* begin MATERIAL FOR THE TASK *

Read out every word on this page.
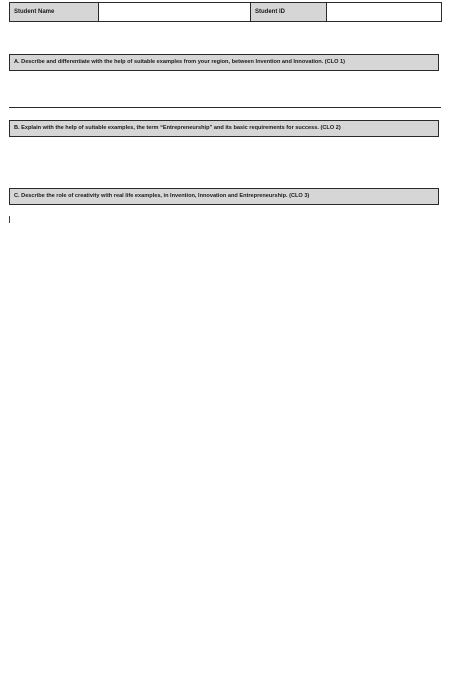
Student Name		Student ID	
A. Describe and differentiate with the help of suitable examples from your region, between Invention and Innovation. (CLO 1)
B. Explain with the help of suitable examples, the term “Entrepreneurship” and its basic requirements for success. (CLO 2)
C. Describe the role of creativity with real life examples, in Invention, Innovation and Entrepreneurship. (CLO 3)
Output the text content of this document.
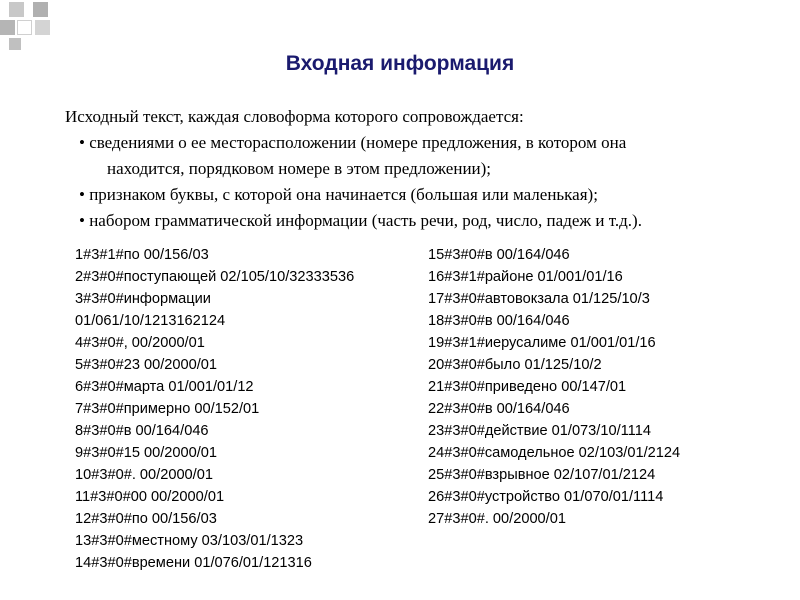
Входная информация

Исходный текст, каждая словоформа которого сопровождается:

• сведениями о ее месторасположении (номере предложения, в котором она

находится, порядковом номере в этом предложении);

• признаком буквы, с которой она начинается (большая или маленькая);

• набором грамматической информации (часть речи, род, число, падеж и т.д.).

1#3#1#по 00/156/03
2#3#0#поступающей 02/105/10/32333536
3#3#0#информации
01/061/10/1213162124
4#3#0#, 00/2000/01
5#3#0#23 00/2000/01
6#3#0#марта 01/001/01/12
7#3#0#примерно 00/152/01
8#3#0#в 00/164/046
9#3#0#15 00/2000/01
10#3#0#. 00/2000/01
11#3#0#00 00/2000/01
12#3#0#по 00/156/03
13#3#0#местному 03/103/01/1323
14#3#0#времени 01/076/01/121316
15#3#0#в 00/164/046
16#3#1#районе 01/001/01/16
17#3#0#автовокзала 01/125/10/3
18#3#0#в 00/164/046
19#3#1#иерусалиме 01/001/01/16
20#3#0#было 01/125/10/2
21#3#0#приведено 00/147/01
22#3#0#в 00/164/046
23#3#0#действие 01/073/10/1114
24#3#0#самодельное 02/103/01/2124
25#3#0#взрывное 02/107/01/2124
26#3#0#устройство 01/070/01/1114
27#3#0#. 00/2000/01
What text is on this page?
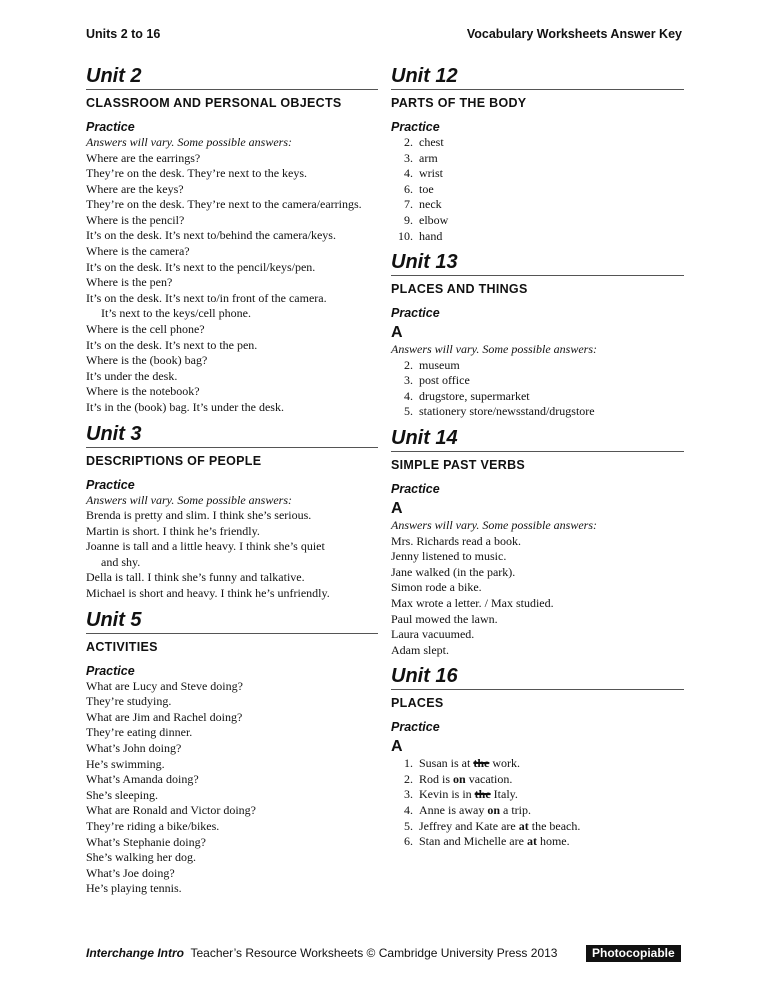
Units 2 to 16	Vocabulary Worksheets Answer Key
Unit 2
CLASSROOM AND PERSONAL OBJECTS
Practice
Answers will vary. Some possible answers:
Where are the earrings?
They’re on the desk. They’re next to the keys.
Where are the keys?
They’re on the desk. They’re next to the camera/earrings.
Where is the pencil?
It’s on the desk. It’s next to/behind the camera/keys.
Where is the camera?
It’s on the desk. It’s next to the pencil/keys/pen.
Where is the pen?
It’s on the desk. It’s next to/in front of the camera.
It’s next to the keys/cell phone.
Where is the cell phone?
It’s on the desk. It’s next to the pen.
Where is the (book) bag?
It’s under the desk.
Where is the notebook?
It’s in the (book) bag. It’s under the desk.
Unit 3
DESCRIPTIONS OF PEOPLE
Practice
Answers will vary. Some possible answers:
Brenda is pretty and slim. I think she’s serious.
Martin is short. I think he’s friendly.
Joanne is tall and a little heavy. I think she’s quiet
and shy.
Della is tall. I think she’s funny and talkative.
Michael is short and heavy. I think he’s unfriendly.
Unit 5
ACTIVITIES
Practice
What are Lucy and Steve doing?
They’re studying.
What are Jim and Rachel doing?
They’re eating dinner.
What’s John doing?
He’s swimming.
What’s Amanda doing?
She’s sleeping.
What are Ronald and Victor doing?
They’re riding a bike/bikes.
What’s Stephanie doing?
She’s walking her dog.
What’s Joe doing?
He’s playing tennis.
Unit 12
PARTS OF THE BODY
Practice
2. chest
3. arm
4. wrist
6. toe
7. neck
9. elbow
10. hand
Unit 13
PLACES AND THINGS
Practice
A
Answers will vary. Some possible answers:
2. museum
3. post office
4. drugstore, supermarket
5. stationery store/newsstand/drugstore
Unit 14
SIMPLE PAST VERBS
Practice
A
Answers will vary. Some possible answers:
Mrs. Richards read a book.
Jenny listened to music.
Jane walked (in the park).
Simon rode a bike.
Max wrote a letter. / Max studied.
Paul mowed the lawn.
Laura vacuumed.
Adam slept.
Unit 16
PLACES
Practice
A
1. Susan is at the work.
2. Rod is on vacation.
3. Kevin is in the Italy.
4. Anne is away on a trip.
5. Jeffrey and Kate are at the beach.
6. Stan and Michelle are at home.
Interchange Intro Teacher’s Resource Worksheets © Cambridge University Press 2013	Photocopiable
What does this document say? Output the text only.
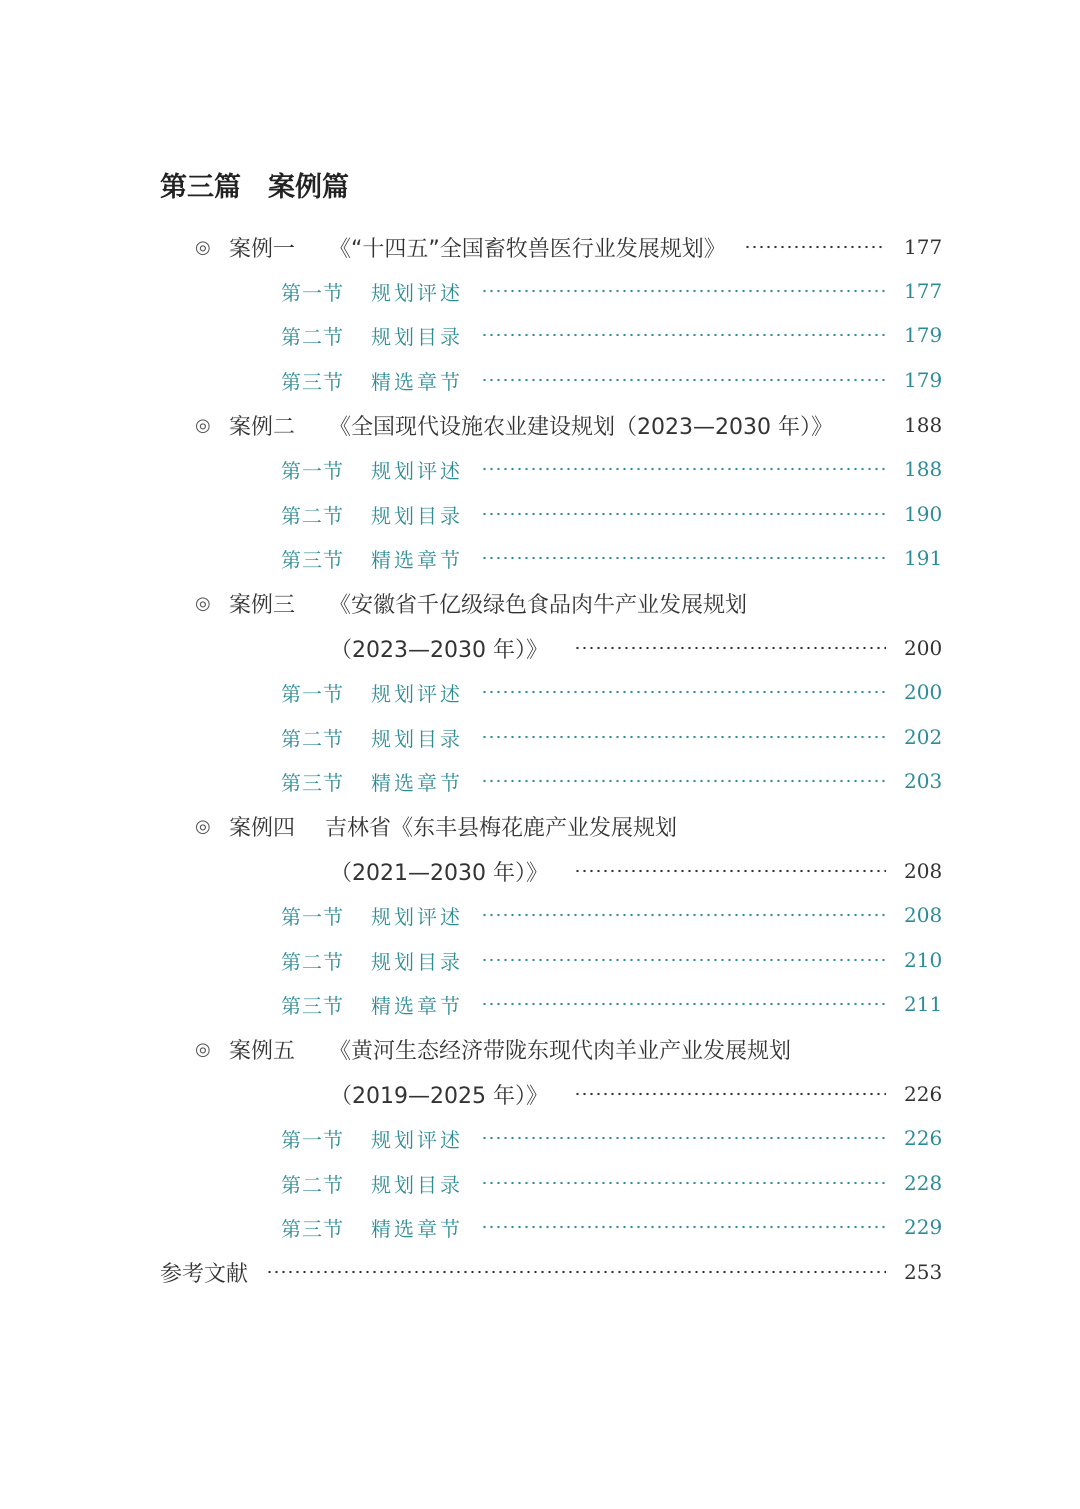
第三篇　案例篇
◎ 案例一	《“十四五”全国畜牧兽医行业发展规划》	177
第一节	规划评述	177
第二节	规划目录	179
第三节	精选章节	179
◎ 案例二	《全国现代设施农业建设规划（2023—2030 年）》	188
第一节	规划评述	188
第二节	规划目录	190
第三节	精选章节	191
◎ 案例三	《安徽省千亿级绿色食品肉牛产业发展规划
（2023—2030 年）》	200
第一节	规划评述	200
第二节	规划目录	202
第三节	精选章节	203
◎ 案例四	吉林省《东丰县梅花鹿产业发展规划
（2021—2030 年）》	208
第一节	规划评述	208
第二节	规划目录	210
第三节	精选章节	211
◎ 案例五	《黄河生态经济带陇东现代肉羊业产业发展规划
（2019—2025 年）》	226
第一节	规划评述	226
第二节	规划目录	228
第三节	精选章节	229
参考文献	253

* end MATERIAL FOR THE TASK *

# STATED TASK:
Repeat verbatim the lines from the one holding "What does this" through the end of the listing above, both ends included, but not the pictures.

# OUTPUT FOR THIS EXERCISE:
What does this document say? Output the text only.
第三篇　案例篇
◎ 案例一	《“十四五”全国畜牧兽医行业发展规划》	177
第一节	规划评述	177
第二节	规划目录	179
第三节	精选章节	179
◎ 案例二	《全国现代设施农业建设规划（2023—2030 年）》	188
第一节	规划评述	188
第二节	规划目录	190
第三节	精选章节	191
◎ 案例三	《安徽省千亿级绿色食品肉牛产业发展规划
（2023—2030 年）》	200
第一节	规划评述	200
第二节	规划目录	202
第三节	精选章节	203
◎ 案例四	吉林省《东丰县梅花鹿产业发展规划
（2021—2030 年）》	208
第一节	规划评述	208
第二节	规划目录	210
第三节	精选章节	211
◎ 案例五	《黄河生态经济带陇东现代肉羊业产业发展规划
（2019—2025 年）》	226
第一节	规划评述	226
第二节	规划目录	228
第三节	精选章节	229
参考文献	253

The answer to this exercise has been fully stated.